Problem description:
Identify all lines below that hold "from" and collect them.

Source data
•••
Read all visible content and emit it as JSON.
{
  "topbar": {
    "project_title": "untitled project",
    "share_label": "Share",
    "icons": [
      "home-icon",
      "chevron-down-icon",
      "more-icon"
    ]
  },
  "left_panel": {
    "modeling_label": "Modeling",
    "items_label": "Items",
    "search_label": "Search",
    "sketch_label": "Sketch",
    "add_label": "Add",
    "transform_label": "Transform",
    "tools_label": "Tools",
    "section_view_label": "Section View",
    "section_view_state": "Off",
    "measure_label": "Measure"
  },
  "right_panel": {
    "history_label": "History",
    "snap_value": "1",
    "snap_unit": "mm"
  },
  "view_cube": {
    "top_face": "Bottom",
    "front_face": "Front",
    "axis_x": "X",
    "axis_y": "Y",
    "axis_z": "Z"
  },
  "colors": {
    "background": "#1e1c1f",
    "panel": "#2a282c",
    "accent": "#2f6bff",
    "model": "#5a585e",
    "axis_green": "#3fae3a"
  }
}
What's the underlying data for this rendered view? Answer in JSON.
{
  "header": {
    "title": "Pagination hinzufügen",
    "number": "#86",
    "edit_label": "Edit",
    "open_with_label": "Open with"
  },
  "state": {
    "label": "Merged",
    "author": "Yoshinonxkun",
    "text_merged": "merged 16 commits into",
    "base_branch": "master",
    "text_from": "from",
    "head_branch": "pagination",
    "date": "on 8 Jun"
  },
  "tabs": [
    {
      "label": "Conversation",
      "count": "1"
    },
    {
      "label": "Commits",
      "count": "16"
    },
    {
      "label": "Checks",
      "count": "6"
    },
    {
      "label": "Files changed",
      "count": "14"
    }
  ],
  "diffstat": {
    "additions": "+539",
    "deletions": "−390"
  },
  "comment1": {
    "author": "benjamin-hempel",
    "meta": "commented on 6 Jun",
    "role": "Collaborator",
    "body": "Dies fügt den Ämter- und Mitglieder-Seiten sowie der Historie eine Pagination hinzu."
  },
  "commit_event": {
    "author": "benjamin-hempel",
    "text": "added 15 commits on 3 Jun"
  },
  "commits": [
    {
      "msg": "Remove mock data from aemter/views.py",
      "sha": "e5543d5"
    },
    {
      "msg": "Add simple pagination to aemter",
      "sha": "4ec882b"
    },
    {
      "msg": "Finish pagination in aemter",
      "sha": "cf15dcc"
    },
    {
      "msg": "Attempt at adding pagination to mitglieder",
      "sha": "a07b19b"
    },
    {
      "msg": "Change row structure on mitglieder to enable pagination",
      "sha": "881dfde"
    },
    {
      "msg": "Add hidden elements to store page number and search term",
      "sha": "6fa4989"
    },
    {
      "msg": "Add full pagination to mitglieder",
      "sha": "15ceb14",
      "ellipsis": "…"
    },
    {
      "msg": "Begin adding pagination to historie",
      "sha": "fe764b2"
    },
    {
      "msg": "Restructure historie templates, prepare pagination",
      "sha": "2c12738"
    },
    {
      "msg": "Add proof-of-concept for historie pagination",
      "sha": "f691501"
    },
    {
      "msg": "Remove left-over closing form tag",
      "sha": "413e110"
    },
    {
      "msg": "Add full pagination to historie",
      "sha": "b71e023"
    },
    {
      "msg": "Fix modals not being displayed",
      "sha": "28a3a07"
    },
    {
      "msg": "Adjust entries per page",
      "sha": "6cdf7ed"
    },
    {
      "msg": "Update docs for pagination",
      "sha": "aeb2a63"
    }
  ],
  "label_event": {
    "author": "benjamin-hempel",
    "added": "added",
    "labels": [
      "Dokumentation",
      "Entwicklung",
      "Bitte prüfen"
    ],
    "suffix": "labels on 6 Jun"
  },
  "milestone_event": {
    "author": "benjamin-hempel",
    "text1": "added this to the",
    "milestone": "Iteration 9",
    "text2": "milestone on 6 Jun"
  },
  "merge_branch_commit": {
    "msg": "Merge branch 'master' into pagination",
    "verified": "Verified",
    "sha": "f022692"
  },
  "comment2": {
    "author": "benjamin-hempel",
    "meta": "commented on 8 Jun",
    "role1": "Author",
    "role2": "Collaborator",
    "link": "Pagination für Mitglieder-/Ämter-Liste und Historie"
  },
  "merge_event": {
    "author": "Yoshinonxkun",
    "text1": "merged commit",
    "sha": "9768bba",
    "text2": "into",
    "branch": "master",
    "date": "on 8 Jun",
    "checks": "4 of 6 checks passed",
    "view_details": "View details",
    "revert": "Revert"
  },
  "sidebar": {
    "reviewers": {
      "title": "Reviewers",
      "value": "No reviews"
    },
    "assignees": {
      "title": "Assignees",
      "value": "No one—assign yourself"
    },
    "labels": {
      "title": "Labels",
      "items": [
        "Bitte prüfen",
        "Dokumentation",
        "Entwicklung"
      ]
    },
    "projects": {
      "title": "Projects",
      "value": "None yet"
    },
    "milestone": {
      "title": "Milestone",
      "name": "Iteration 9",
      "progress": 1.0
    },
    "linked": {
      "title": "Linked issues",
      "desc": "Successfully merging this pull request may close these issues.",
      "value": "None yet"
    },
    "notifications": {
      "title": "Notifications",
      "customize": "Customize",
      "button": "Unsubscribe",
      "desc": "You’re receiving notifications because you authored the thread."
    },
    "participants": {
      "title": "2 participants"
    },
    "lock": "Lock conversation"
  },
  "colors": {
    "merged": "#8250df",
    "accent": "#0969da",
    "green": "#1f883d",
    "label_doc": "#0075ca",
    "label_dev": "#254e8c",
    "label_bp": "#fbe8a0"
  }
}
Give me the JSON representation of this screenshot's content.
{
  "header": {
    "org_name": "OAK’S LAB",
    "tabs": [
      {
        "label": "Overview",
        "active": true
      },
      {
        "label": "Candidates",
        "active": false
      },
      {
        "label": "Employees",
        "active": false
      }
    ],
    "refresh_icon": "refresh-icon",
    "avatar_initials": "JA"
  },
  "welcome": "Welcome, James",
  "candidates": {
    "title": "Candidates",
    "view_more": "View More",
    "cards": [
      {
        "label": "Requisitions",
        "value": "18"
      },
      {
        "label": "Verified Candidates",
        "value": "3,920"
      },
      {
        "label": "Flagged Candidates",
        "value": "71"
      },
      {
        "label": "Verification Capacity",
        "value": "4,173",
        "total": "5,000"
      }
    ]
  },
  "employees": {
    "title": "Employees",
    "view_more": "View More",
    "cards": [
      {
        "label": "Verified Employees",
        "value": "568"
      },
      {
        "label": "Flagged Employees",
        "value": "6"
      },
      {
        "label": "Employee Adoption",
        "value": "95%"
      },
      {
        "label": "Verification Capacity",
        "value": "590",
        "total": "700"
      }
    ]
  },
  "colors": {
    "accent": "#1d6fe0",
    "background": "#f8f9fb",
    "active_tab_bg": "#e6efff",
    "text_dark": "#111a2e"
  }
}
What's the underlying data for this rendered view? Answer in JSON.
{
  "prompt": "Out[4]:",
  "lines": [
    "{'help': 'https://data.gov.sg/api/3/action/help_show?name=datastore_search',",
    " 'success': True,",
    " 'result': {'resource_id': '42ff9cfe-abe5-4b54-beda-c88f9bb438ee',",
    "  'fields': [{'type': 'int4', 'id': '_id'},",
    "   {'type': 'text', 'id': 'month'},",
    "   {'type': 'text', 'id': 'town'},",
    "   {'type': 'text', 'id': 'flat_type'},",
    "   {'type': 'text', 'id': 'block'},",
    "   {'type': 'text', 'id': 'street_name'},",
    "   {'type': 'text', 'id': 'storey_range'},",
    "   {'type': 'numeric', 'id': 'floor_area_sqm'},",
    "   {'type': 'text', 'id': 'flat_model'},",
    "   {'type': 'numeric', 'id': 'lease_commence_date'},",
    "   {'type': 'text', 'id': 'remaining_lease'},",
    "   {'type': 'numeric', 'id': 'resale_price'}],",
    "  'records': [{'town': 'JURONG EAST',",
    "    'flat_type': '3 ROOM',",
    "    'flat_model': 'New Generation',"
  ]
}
•••
Expected output:
    "text_from": "from",
      "msg": "Remove mock data from aemter/views.py",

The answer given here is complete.